[SET EXERCISE] Leave out the pictures and return every entry exactly as it appears.
--- START EXTRACTED MATERIAL ---
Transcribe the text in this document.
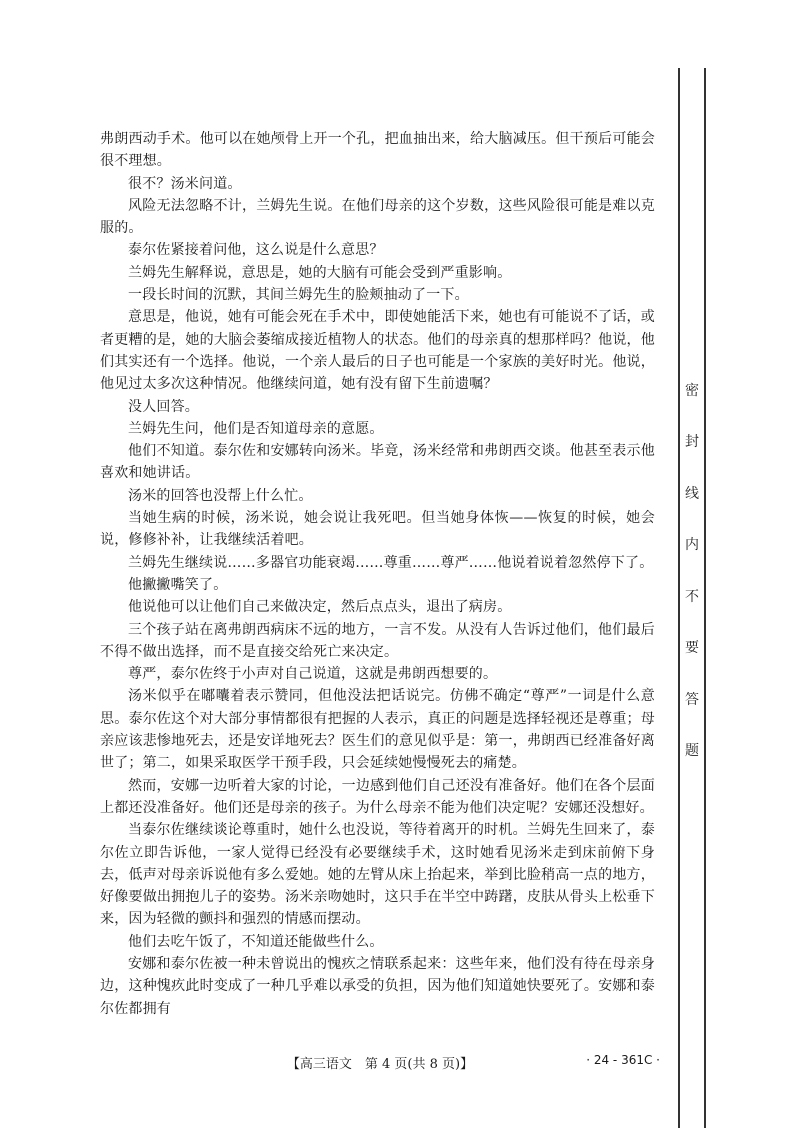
弗朗西动手术。他可以在她颅骨上开一个孔，把血抽出来，给大脑减压。但干预后可能会很不理想。

很不？汤米问道。

风险无法忽略不计，兰姆先生说。在他们母亲的这个岁数，这些风险很可能是难以克服的。

泰尔佐紧接着问他，这么说是什么意思？

兰姆先生解释说，意思是，她的大脑有可能会受到严重影响。

一段长时间的沉默，其间兰姆先生的脸颊抽动了一下。

意思是，他说，她有可能会死在手术中，即使她能活下来，她也有可能说不了话，或者更糟的是，她的大脑会萎缩成接近植物人的状态。他们的母亲真的想那样吗？他说，他们其实还有一个选择。他说，一个亲人最后的日子也可能是一个家族的美好时光。他说，他见过太多次这种情况。他继续问道，她有没有留下生前遗嘱？

没人回答。

兰姆先生问，他们是否知道母亲的意愿。

他们不知道。泰尔佐和安娜转向汤米。毕竟，汤米经常和弗朗西交谈。他甚至表示他喜欢和她讲话。

汤米的回答也没帮上什么忙。

当她生病的时候，汤米说，她会说让我死吧。但当她身体恢——恢复的时候，她会说，修修补补，让我继续活着吧。

兰姆先生继续说……多器官功能衰竭……尊重……尊严……他说着说着忽然停下了。

他撇撇嘴笑了。

他说他可以让他们自己来做决定，然后点点头，退出了病房。

三个孩子站在离弗朗西病床不远的地方，一言不发。从没有人告诉过他们，他们最后不得不做出选择，而不是直接交给死亡来决定。

尊严，泰尔佐终于小声对自己说道，这就是弗朗西想要的。

汤米似乎在嘟囔着表示赞同，但他没法把话说完。仿佛不确定“尊严”一词是什么意思。泰尔佐这个对大部分事情都很有把握的人表示，真正的问题是选择轻视还是尊重；母亲应该悲惨地死去，还是安详地死去？医生们的意见似乎是：第一，弗朗西已经准备好离世了；第二，如果采取医学干预手段，只会延续她慢慢死去的痛楚。

然而，安娜一边听着大家的讨论，一边感到他们自己还没有准备好。他们在各个层面上都还没准备好。他们还是母亲的孩子。为什么母亲不能为他们决定呢？安娜还没想好。

当泰尔佐继续谈论尊重时，她什么也没说，等待着离开的时机。兰姆先生回来了，泰尔佐立即告诉他，一家人觉得已经没有必要继续手术，这时她看见汤米走到床前俯下身去，低声对母亲诉说他有多么爱她。她的左臂从床上抬起来，举到比脸稍高一点的地方，好像要做出拥抱儿子的姿势。汤米亲吻她时，这只手在半空中踌躇，皮肤从骨头上松垂下来，因为轻微的颤抖和强烈的情感而摆动。

他们去吃午饭了，不知道还能做些什么。

安娜和泰尔佐被一种未曾说出的愧疚之情联系起来：这些年来，他们没有待在母亲身边，这种愧疚此时变成了一种几乎难以承受的负担，因为他们知道她快要死了。安娜和泰尔佐都拥有

【高三语文　第 4 页(共 8 页)】	· 24 - 361C ·
密
封
线
内
不
要
答
题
--- END EXTRACTED MATERIAL ---
[RESULT OF THIS EXERCISE]
Transcribe the text in this document.
弗朗西动手术。他可以在她颅骨上开一个孔，把血抽出来，给大脑减压。但干预后可能会很不理想。

很不？汤米问道。

风险无法忽略不计，兰姆先生说。在他们母亲的这个岁数，这些风险很可能是难以克服的。

泰尔佐紧接着问他，这么说是什么意思？

兰姆先生解释说，意思是，她的大脑有可能会受到严重影响。

一段长时间的沉默，其间兰姆先生的脸颊抽动了一下。

意思是，他说，她有可能会死在手术中，即使她能活下来，她也有可能说不了话，或者更糟的是，她的大脑会萎缩成接近植物人的状态。他们的母亲真的想那样吗？他说，他们其实还有一个选择。他说，一个亲人最后的日子也可能是一个家族的美好时光。他说，他见过太多次这种情况。他继续问道，她有没有留下生前遗嘱？

没人回答。

兰姆先生问，他们是否知道母亲的意愿。

他们不知道。泰尔佐和安娜转向汤米。毕竟，汤米经常和弗朗西交谈。他甚至表示他喜欢和她讲话。

汤米的回答也没帮上什么忙。

当她生病的时候，汤米说，她会说让我死吧。但当她身体恢——恢复的时候，她会说，修修补补，让我继续活着吧。

兰姆先生继续说……多器官功能衰竭……尊重……尊严……他说着说着忽然停下了。

他撇撇嘴笑了。

他说他可以让他们自己来做决定，然后点点头，退出了病房。

三个孩子站在离弗朗西病床不远的地方，一言不发。从没有人告诉过他们，他们最后不得不做出选择，而不是直接交给死亡来决定。

尊严，泰尔佐终于小声对自己说道，这就是弗朗西想要的。

汤米似乎在嘟囔着表示赞同，但他没法把话说完。仿佛不确定“尊严”一词是什么意思。泰尔佐这个对大部分事情都很有把握的人表示，真正的问题是选择轻视还是尊重；母亲应该悲惨地死去，还是安详地死去？医生们的意见似乎是：第一，弗朗西已经准备好离世了；第二，如果采取医学干预手段，只会延续她慢慢死去的痛楚。

然而，安娜一边听着大家的讨论，一边感到他们自己还没有准备好。他们在各个层面上都还没准备好。他们还是母亲的孩子。为什么母亲不能为他们决定呢？安娜还没想好。

当泰尔佐继续谈论尊重时，她什么也没说，等待着离开的时机。兰姆先生回来了，泰尔佐立即告诉他，一家人觉得已经没有必要继续手术，这时她看见汤米走到床前俯下身去，低声对母亲诉说他有多么爱她。她的左臂从床上抬起来，举到比脸稍高一点的地方，好像要做出拥抱儿子的姿势。汤米亲吻她时，这只手在半空中踌躇，皮肤从骨头上松垂下来，因为轻微的颤抖和强烈的情感而摆动。

他们去吃午饭了，不知道还能做些什么。

安娜和泰尔佐被一种未曾说出的愧疚之情联系起来：这些年来，他们没有待在母亲身边，这种愧疚此时变成了一种几乎难以承受的负担，因为他们知道她快要死了。安娜和泰尔佐都拥有

【高三语文　第 4 页(共 8 页)】	· 24 - 361C ·
密
封
线
内
不
要
答
题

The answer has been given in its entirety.